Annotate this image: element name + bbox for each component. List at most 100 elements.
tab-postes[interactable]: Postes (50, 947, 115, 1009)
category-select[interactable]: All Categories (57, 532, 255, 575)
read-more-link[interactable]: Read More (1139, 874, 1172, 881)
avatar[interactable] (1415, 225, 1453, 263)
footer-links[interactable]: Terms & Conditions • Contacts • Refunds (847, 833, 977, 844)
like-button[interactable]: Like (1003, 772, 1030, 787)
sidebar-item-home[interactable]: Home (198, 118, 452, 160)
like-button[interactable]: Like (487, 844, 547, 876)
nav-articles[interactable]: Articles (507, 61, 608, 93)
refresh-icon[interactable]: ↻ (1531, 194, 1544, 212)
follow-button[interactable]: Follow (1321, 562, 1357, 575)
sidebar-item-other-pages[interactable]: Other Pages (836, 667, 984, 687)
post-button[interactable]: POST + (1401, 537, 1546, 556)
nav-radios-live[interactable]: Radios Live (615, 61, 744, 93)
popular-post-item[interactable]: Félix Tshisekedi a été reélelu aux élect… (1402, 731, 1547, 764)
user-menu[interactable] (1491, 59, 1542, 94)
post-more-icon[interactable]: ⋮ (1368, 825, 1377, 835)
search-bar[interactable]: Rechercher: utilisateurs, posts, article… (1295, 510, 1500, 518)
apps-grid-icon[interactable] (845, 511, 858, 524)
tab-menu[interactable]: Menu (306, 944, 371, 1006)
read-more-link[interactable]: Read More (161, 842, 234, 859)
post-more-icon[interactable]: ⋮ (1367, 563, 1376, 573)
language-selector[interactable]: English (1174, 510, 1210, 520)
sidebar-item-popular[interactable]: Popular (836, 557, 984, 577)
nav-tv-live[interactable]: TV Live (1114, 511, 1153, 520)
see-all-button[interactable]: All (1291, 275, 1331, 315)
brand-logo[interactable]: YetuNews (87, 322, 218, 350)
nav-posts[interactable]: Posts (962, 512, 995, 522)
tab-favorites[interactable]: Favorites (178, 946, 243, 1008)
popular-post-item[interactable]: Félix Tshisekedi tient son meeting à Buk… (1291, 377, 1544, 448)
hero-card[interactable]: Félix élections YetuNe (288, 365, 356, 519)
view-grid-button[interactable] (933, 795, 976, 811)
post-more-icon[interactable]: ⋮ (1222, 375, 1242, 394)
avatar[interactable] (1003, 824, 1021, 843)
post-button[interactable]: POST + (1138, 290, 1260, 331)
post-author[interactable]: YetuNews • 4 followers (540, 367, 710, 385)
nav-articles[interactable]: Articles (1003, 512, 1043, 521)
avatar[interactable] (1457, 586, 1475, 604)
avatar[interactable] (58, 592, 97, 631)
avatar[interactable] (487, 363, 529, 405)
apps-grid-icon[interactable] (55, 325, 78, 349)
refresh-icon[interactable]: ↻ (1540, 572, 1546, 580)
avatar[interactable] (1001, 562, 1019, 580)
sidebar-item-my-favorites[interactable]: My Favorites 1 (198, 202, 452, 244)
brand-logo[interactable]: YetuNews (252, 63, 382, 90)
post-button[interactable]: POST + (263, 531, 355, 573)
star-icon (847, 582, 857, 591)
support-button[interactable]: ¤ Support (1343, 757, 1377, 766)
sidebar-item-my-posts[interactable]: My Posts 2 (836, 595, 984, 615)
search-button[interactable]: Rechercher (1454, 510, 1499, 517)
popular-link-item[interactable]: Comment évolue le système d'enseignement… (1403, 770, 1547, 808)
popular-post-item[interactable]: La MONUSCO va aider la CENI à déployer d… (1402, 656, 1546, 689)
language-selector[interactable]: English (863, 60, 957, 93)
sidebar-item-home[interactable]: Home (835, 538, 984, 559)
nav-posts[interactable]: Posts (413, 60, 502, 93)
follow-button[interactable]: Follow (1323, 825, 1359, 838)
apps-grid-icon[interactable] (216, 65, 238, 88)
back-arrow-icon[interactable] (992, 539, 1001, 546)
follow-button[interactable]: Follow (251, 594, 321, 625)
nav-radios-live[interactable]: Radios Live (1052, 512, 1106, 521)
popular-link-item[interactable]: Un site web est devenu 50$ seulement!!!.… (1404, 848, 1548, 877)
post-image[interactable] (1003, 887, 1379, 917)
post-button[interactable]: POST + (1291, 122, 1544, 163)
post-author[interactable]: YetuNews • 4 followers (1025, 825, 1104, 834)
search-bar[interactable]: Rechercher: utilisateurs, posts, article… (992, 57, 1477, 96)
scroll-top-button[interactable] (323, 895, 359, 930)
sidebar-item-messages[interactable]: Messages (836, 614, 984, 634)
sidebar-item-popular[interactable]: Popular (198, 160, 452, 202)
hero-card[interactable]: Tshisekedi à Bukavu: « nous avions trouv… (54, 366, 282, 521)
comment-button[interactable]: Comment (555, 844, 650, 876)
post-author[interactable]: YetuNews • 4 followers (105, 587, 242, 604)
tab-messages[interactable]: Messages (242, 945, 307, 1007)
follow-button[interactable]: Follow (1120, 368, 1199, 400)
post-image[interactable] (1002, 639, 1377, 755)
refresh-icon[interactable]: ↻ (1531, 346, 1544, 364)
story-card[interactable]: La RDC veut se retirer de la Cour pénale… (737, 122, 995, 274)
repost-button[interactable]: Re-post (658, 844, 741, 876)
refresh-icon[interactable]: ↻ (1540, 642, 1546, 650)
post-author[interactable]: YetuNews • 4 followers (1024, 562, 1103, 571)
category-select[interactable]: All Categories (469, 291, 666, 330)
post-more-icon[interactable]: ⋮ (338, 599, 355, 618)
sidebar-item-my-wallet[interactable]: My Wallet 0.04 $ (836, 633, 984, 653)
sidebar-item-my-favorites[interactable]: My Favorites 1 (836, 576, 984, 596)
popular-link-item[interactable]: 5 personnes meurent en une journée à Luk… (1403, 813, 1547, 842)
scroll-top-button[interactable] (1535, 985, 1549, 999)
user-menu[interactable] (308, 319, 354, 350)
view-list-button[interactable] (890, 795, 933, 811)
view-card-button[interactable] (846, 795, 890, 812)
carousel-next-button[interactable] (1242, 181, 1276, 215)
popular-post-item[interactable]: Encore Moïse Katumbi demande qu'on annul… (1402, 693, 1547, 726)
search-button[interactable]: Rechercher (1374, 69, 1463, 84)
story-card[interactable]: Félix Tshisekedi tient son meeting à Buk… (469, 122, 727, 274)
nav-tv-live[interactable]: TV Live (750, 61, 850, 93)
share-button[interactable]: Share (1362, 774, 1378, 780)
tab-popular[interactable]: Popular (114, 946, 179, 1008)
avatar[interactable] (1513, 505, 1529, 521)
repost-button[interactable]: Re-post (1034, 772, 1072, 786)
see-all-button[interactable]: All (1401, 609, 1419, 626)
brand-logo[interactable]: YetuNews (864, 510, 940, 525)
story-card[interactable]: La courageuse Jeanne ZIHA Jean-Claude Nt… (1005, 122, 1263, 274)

▸ TASK TO COMPLETE:
Rewrite all the rows, putting "Chercher" wherever "Rechercher" occurs and leaving everything else untouched.

▸ RESULT FOR THIS EXERCISE:
Annotate this image: element name + bbox for each component. List at most 100 elements.
tab-postes[interactable]: Postes (50, 947, 115, 1009)
category-select[interactable]: All Categories (57, 532, 255, 575)
read-more-link[interactable]: Read More (1139, 874, 1172, 881)
avatar[interactable] (1415, 225, 1453, 263)
footer-links[interactable]: Terms & Conditions • Contacts • Refunds (847, 833, 977, 844)
like-button[interactable]: Like (1003, 772, 1030, 787)
sidebar-item-home[interactable]: Home (198, 118, 452, 160)
like-button[interactable]: Like (487, 844, 547, 876)
nav-articles[interactable]: Articles (507, 61, 608, 93)
refresh-icon[interactable]: ↻ (1531, 194, 1544, 212)
follow-button[interactable]: Follow (1321, 562, 1357, 575)
sidebar-item-other-pages[interactable]: Other Pages (836, 667, 984, 687)
post-button[interactable]: POST + (1401, 537, 1546, 556)
nav-radios-live[interactable]: Radios Live (615, 61, 744, 93)
popular-post-item[interactable]: Félix Tshisekedi a été reélelu aux élect… (1402, 731, 1547, 764)
user-menu[interactable] (1491, 59, 1542, 94)
post-more-icon[interactable]: ⋮ (1368, 825, 1377, 835)
search-bar[interactable]: Chercher: utilisateurs, posts, article… (1295, 510, 1500, 518)
apps-grid-icon[interactable] (845, 511, 858, 524)
tab-menu[interactable]: Menu (306, 944, 371, 1006)
read-more-link[interactable]: Read More (161, 842, 234, 859)
post-more-icon[interactable]: ⋮ (1367, 563, 1376, 573)
language-selector[interactable]: English (1174, 510, 1210, 520)
sidebar-item-popular[interactable]: Popular (836, 557, 984, 577)
nav-tv-live[interactable]: TV Live (1114, 511, 1153, 520)
see-all-button[interactable]: All (1291, 275, 1331, 315)
brand-logo[interactable]: YetuNews (87, 322, 218, 350)
nav-posts[interactable]: Posts (962, 512, 995, 522)
tab-favorites[interactable]: Favorites (178, 946, 243, 1008)
popular-post-item[interactable]: Félix Tshisekedi tient son meeting à Buk… (1291, 377, 1544, 448)
hero-card[interactable]: Félix élections YetuNe (288, 365, 356, 519)
view-grid-button[interactable] (933, 795, 976, 811)
post-more-icon[interactable]: ⋮ (1222, 375, 1242, 394)
avatar[interactable] (1003, 824, 1021, 843)
post-button[interactable]: POST + (1138, 290, 1260, 331)
post-author[interactable]: YetuNews • 4 followers (540, 367, 710, 385)
nav-articles[interactable]: Articles (1003, 512, 1043, 521)
avatar[interactable] (1457, 586, 1475, 604)
avatar[interactable] (58, 592, 97, 631)
avatar[interactable] (487, 363, 529, 405)
apps-grid-icon[interactable] (55, 325, 78, 349)
refresh-icon[interactable]: ↻ (1540, 572, 1546, 580)
avatar[interactable] (1001, 562, 1019, 580)
sidebar-item-my-favorites[interactable]: My Favorites 1 (198, 202, 452, 244)
brand-logo[interactable]: YetuNews (252, 63, 382, 90)
post-button[interactable]: POST + (263, 531, 355, 573)
star-icon (847, 582, 857, 591)
support-button[interactable]: ¤ Support (1343, 757, 1377, 766)
sidebar-item-my-posts[interactable]: My Posts 2 (836, 595, 984, 615)
search-button[interactable]: Chercher (1454, 510, 1499, 517)
popular-link-item[interactable]: Comment évolue le système d'enseignement… (1403, 770, 1547, 808)
popular-post-item[interactable]: La MONUSCO va aider la CENI à déployer d… (1402, 656, 1546, 689)
language-selector[interactable]: English (863, 60, 957, 93)
sidebar-item-home[interactable]: Home (835, 538, 984, 559)
nav-posts[interactable]: Posts (413, 60, 502, 93)
follow-button[interactable]: Follow (1323, 825, 1359, 838)
apps-grid-icon[interactable] (216, 65, 238, 88)
back-arrow-icon[interactable] (992, 539, 1001, 546)
follow-button[interactable]: Follow (251, 594, 321, 625)
nav-radios-live[interactable]: Radios Live (1052, 512, 1106, 521)
popular-link-item[interactable]: Un site web est devenu 50$ seulement!!!.… (1404, 848, 1548, 877)
post-image[interactable] (1003, 887, 1379, 917)
post-button[interactable]: POST + (1291, 122, 1544, 163)
post-author[interactable]: YetuNews • 4 followers (1025, 825, 1104, 834)
search-bar[interactable]: Chercher: utilisateurs, posts, article… (992, 57, 1477, 96)
scroll-top-button[interactable] (323, 895, 359, 930)
sidebar-item-messages[interactable]: Messages (836, 614, 984, 634)
sidebar-item-popular[interactable]: Popular (198, 160, 452, 202)
hero-card[interactable]: Tshisekedi à Bukavu: « nous avions trouv… (54, 366, 282, 521)
comment-button[interactable]: Comment (555, 844, 650, 876)
post-author[interactable]: YetuNews • 4 followers (105, 587, 242, 604)
tab-messages[interactable]: Messages (242, 945, 307, 1007)
follow-button[interactable]: Follow (1120, 368, 1199, 400)
post-image[interactable] (1002, 639, 1377, 755)
refresh-icon[interactable]: ↻ (1531, 346, 1544, 364)
story-card[interactable]: La RDC veut se retirer de la Cour pénale… (737, 122, 995, 274)
repost-button[interactable]: Re-post (658, 844, 741, 876)
refresh-icon[interactable]: ↻ (1540, 642, 1546, 650)
post-author[interactable]: YetuNews • 4 followers (1024, 562, 1103, 571)
category-select[interactable]: All Categories (469, 291, 666, 330)
post-more-icon[interactable]: ⋮ (338, 599, 355, 618)
sidebar-item-my-wallet[interactable]: My Wallet 0.04 $ (836, 633, 984, 653)
sidebar-item-my-favorites[interactable]: My Favorites 1 (836, 576, 984, 596)
popular-link-item[interactable]: 5 personnes meurent en une journée à Luk… (1403, 813, 1547, 842)
scroll-top-button[interactable] (1535, 985, 1549, 999)
user-menu[interactable] (308, 319, 354, 350)
view-list-button[interactable] (890, 795, 933, 811)
view-card-button[interactable] (846, 795, 890, 812)
carousel-next-button[interactable] (1242, 181, 1276, 215)
popular-post-item[interactable]: Encore Moïse Katumbi demande qu'on annul… (1402, 693, 1547, 726)
search-button[interactable]: Chercher (1374, 69, 1463, 84)
story-card[interactable]: Félix Tshisekedi tient son meeting à Buk… (469, 122, 727, 274)
nav-tv-live[interactable]: TV Live (750, 61, 850, 93)
share-button[interactable]: Share (1362, 774, 1378, 780)
tab-popular[interactable]: Popular (114, 946, 179, 1008)
avatar[interactable] (1513, 505, 1529, 521)
repost-button[interactable]: Re-post (1034, 772, 1072, 786)
see-all-button[interactable]: All (1401, 609, 1419, 626)
brand-logo[interactable]: YetuNews (864, 510, 940, 525)
story-card[interactable]: La courageuse Jeanne ZIHA Jean-Claude Nt… (1005, 122, 1263, 274)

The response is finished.